SET EXERCISE -
Transcribe each record exactly. Include every one.

RECORDS SUPPLIED -
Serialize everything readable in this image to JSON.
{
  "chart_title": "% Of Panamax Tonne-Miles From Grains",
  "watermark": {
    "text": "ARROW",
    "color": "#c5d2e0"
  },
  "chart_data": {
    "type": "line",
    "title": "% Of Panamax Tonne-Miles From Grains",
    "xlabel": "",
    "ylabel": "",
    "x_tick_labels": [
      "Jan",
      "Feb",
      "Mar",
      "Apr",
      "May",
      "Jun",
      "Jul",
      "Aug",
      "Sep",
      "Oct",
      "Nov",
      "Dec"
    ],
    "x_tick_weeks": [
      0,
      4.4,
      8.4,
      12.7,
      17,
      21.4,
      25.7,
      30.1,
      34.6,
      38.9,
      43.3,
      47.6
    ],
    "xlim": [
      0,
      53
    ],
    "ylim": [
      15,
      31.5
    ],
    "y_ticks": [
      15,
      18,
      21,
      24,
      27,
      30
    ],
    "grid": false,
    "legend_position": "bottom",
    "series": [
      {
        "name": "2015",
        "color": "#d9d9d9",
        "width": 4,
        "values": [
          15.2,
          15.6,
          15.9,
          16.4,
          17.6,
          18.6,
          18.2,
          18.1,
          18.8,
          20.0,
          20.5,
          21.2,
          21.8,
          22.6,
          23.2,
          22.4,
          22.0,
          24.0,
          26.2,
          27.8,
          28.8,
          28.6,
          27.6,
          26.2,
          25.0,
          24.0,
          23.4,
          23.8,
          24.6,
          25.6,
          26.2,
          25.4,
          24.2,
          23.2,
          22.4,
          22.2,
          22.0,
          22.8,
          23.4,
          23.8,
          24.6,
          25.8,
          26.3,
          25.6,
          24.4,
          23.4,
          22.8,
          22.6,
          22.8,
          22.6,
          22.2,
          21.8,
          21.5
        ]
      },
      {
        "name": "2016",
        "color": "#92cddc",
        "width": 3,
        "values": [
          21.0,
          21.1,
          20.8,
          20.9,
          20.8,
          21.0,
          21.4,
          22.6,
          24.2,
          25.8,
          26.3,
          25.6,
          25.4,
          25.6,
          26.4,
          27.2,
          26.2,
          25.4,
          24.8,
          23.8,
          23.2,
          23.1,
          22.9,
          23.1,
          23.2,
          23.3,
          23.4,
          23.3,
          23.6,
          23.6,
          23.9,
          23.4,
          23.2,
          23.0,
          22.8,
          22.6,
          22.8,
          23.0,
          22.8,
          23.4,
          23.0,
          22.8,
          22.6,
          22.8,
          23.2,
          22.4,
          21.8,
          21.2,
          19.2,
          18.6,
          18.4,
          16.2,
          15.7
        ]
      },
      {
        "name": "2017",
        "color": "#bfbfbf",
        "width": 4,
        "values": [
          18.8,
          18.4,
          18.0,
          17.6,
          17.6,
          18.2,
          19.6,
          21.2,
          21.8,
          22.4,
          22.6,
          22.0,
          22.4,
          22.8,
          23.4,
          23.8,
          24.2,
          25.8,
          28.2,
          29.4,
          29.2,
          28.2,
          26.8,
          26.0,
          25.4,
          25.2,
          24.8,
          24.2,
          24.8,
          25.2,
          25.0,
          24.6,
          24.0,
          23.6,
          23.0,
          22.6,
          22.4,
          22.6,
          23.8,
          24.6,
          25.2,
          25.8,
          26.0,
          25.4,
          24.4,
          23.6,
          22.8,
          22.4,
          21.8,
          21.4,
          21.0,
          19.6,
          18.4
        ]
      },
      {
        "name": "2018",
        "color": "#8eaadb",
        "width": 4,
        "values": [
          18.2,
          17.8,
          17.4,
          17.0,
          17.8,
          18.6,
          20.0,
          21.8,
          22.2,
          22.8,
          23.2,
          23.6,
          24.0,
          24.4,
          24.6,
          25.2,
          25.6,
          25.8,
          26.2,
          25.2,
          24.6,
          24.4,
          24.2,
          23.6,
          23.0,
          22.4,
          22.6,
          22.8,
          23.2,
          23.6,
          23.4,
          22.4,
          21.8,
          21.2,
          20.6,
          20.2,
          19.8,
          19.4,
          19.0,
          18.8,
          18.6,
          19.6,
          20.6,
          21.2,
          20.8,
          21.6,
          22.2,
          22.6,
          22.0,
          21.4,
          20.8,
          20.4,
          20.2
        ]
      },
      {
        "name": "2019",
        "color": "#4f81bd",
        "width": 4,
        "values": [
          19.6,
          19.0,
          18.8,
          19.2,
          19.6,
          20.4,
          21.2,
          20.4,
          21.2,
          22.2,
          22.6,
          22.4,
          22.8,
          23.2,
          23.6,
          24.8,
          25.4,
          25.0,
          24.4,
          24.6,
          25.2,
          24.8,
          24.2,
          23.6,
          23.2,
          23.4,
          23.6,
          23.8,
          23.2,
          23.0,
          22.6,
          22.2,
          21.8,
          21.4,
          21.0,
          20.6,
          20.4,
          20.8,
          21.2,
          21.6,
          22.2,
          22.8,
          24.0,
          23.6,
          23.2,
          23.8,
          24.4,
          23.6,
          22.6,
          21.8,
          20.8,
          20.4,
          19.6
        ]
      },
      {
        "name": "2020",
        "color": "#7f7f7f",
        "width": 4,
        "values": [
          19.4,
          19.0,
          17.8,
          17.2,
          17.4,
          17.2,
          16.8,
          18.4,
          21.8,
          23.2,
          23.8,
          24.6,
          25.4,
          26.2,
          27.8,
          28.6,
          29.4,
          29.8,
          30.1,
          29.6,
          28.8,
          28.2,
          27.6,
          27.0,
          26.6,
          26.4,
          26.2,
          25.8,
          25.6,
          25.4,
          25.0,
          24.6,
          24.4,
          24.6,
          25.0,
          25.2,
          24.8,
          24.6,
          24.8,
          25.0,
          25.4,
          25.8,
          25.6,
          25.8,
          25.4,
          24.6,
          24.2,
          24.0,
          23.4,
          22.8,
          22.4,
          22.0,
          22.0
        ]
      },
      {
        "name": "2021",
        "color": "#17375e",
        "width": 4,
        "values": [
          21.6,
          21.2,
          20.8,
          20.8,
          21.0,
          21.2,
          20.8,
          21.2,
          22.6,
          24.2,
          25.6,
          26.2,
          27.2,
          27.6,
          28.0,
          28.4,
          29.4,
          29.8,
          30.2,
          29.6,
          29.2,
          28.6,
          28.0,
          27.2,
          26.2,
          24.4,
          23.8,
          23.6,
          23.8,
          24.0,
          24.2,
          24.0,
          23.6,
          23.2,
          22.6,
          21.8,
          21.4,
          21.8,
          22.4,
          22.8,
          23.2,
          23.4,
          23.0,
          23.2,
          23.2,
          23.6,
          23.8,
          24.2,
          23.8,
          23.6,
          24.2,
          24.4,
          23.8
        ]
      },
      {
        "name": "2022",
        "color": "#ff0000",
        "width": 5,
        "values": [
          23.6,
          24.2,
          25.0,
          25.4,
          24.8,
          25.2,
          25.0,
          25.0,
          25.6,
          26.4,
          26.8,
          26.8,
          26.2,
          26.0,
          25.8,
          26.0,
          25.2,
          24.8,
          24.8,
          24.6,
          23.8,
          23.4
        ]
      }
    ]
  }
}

FINAL RESULT -
Serialize everything readable in this image to JSON.
{
  "chart_title": "% Of Panamax Tonne-Miles From Grains",
  "watermark": {
    "text": "ARROW",
    "color": "#c5d2e0"
  },
  "chart_data": {
    "type": "line",
    "title": "% Of Panamax Tonne-Miles From Grains",
    "xlabel": "",
    "ylabel": "",
    "x_tick_labels": [
      "Jan",
      "Feb",
      "Mar",
      "Apr",
      "May",
      "Jun",
      "Jul",
      "Aug",
      "Sep",
      "Oct",
      "Nov",
      "Dec"
    ],
    "x_tick_weeks": [
      0,
      4.4,
      8.4,
      12.7,
      17,
      21.4,
      25.7,
      30.1,
      34.6,
      38.9,
      43.3,
      47.6
    ],
    "xlim": [
      0,
      53
    ],
    "ylim": [
      15,
      31.5
    ],
    "y_ticks": [
      15,
      18,
      21,
      24,
      27,
      30
    ],
    "grid": false,
    "legend_position": "bottom",
    "series": [
      {
        "name": "2015",
        "color": "#d9d9d9",
        "width": 4,
        "values": [
          15.2,
          15.6,
          15.9,
          16.4,
          17.6,
          18.6,
          18.2,
          18.1,
          18.8,
          20.0,
          20.5,
          21.2,
          21.8,
          22.6,
          23.2,
          22.4,
          22.0,
          24.0,
          26.2,
          27.8,
          28.8,
          28.6,
          27.6,
          26.2,
          25.0,
          24.0,
          23.4,
          23.8,
          24.6,
          25.6,
          26.2,
          25.4,
          24.2,
          23.2,
          22.4,
          22.2,
          22.0,
          22.8,
          23.4,
          23.8,
          24.6,
          25.8,
          26.3,
          25.6,
          24.4,
          23.4,
          22.8,
          22.6,
          22.8,
          22.6,
          22.2,
          21.8,
          21.5
        ]
      },
      {
        "name": "2016",
        "color": "#92cddc",
        "width": 3,
        "values": [
          21.0,
          21.1,
          20.8,
          20.9,
          20.8,
          21.0,
          21.4,
          22.6,
          24.2,
          25.8,
          26.3,
          25.6,
          25.4,
          25.6,
          26.4,
          27.2,
          26.2,
          25.4,
          24.8,
          23.8,
          23.2,
          23.1,
          22.9,
          23.1,
          23.2,
          23.3,
          23.4,
          23.3,
          23.6,
          23.6,
          23.9,
          23.4,
          23.2,
          23.0,
          22.8,
          22.6,
          22.8,
          23.0,
          22.8,
          23.4,
          23.0,
          22.8,
          22.6,
          22.8,
          23.2,
          22.4,
          21.8,
          21.2,
          19.2,
          18.6,
          18.4,
          16.2,
          15.7
        ]
      },
      {
        "name": "2017",
        "color": "#bfbfbf",
        "width": 4,
        "values": [
          18.8,
          18.4,
          18.0,
          17.6,
          17.6,
          18.2,
          19.6,
          21.2,
          21.8,
          22.4,
          22.6,
          22.0,
          22.4,
          22.8,
          23.4,
          23.8,
          24.2,
          25.8,
          28.2,
          29.4,
          29.2,
          28.2,
          26.8,
          26.0,
          25.4,
          25.2,
          24.8,
          24.2,
          24.8,
          25.2,
          25.0,
          24.6,
          24.0,
          23.6,
          23.0,
          22.6,
          22.4,
          22.6,
          23.8,
          24.6,
          25.2,
          25.8,
          26.0,
          25.4,
          24.4,
          23.6,
          22.8,
          22.4,
          21.8,
          21.4,
          21.0,
          19.6,
          18.4
        ]
      },
      {
        "name": "2018",
        "color": "#8eaadb",
        "width": 4,
        "values": [
          18.2,
          17.8,
          17.4,
          17.0,
          17.8,
          18.6,
          20.0,
          21.8,
          22.2,
          22.8,
          23.2,
          23.6,
          24.0,
          24.4,
          24.6,
          25.2,
          25.6,
          25.8,
          26.2,
          25.2,
          24.6,
          24.4,
          24.2,
          23.6,
          23.0,
          22.4,
          22.6,
          22.8,
          23.2,
          23.6,
          23.4,
          22.4,
          21.8,
          21.2,
          20.6,
          20.2,
          19.8,
          19.4,
          19.0,
          18.8,
          18.6,
          19.6,
          20.6,
          21.2,
          20.8,
          21.6,
          22.2,
          22.6,
          22.0,
          21.4,
          20.8,
          20.4,
          20.2
        ]
      },
      {
        "name": "2019",
        "color": "#4f81bd",
        "width": 4,
        "values": [
          19.6,
          19.0,
          18.8,
          19.2,
          19.6,
          20.4,
          21.2,
          20.4,
          21.2,
          22.2,
          22.6,
          22.4,
          22.8,
          23.2,
          23.6,
          24.8,
          25.4,
          25.0,
          24.4,
          24.6,
          25.2,
          24.8,
          24.2,
          23.6,
          23.2,
          23.4,
          23.6,
          23.8,
          23.2,
          23.0,
          22.6,
          22.2,
          21.8,
          21.4,
          21.0,
          20.6,
          20.4,
          20.8,
          21.2,
          21.6,
          22.2,
          22.8,
          24.0,
          23.6,
          23.2,
          23.8,
          24.4,
          23.6,
          22.6,
          21.8,
          20.8,
          20.4,
          19.6
        ]
      },
      {
        "name": "2020",
        "color": "#7f7f7f",
        "width": 4,
        "values": [
          19.4,
          19.0,
          17.8,
          17.2,
          17.4,
          17.2,
          16.8,
          18.4,
          21.8,
          23.2,
          23.8,
          24.6,
          25.4,
          26.2,
          27.8,
          28.6,
          29.4,
          29.8,
          30.1,
          29.6,
          28.8,
          28.2,
          27.6,
          27.0,
          26.6,
          26.4,
          26.2,
          25.8,
          25.6,
          25.4,
          25.0,
          24.6,
          24.4,
          24.6,
          25.0,
          25.2,
          24.8,
          24.6,
          24.8,
          25.0,
          25.4,
          25.8,
          25.6,
          25.8,
          25.4,
          24.6,
          24.2,
          24.0,
          23.4,
          22.8,
          22.4,
          22.0,
          22.0
        ]
      },
      {
        "name": "2021",
        "color": "#17375e",
        "width": 4,
        "values": [
          21.6,
          21.2,
          20.8,
          20.8,
          21.0,
          21.2,
          20.8,
          21.2,
          22.6,
          24.2,
          25.6,
          26.2,
          27.2,
          27.6,
          28.0,
          28.4,
          29.4,
          29.8,
          30.2,
          29.6,
          29.2,
          28.6,
          28.0,
          27.2,
          26.2,
          24.4,
          23.8,
          23.6,
          23.8,
          24.0,
          24.2,
          24.0,
          23.6,
          23.2,
          22.6,
          21.8,
          21.4,
          21.8,
          22.4,
          22.8,
          23.2,
          23.4,
          23.0,
          23.2,
          23.2,
          23.6,
          23.8,
          24.2,
          23.8,
          23.6,
          24.2,
          24.4,
          23.8
        ]
      },
      {
        "name": "2022",
        "color": "#ff0000",
        "width": 5,
        "values": [
          23.6,
          24.2,
          25.0,
          25.4,
          24.8,
          25.2,
          25.0,
          25.0,
          25.6,
          26.4,
          26.8,
          26.8,
          26.2,
          26.0,
          25.8,
          26.0,
          25.2,
          24.8,
          24.8,
          24.6,
          23.8,
          23.4
        ]
      }
    ]
  }
}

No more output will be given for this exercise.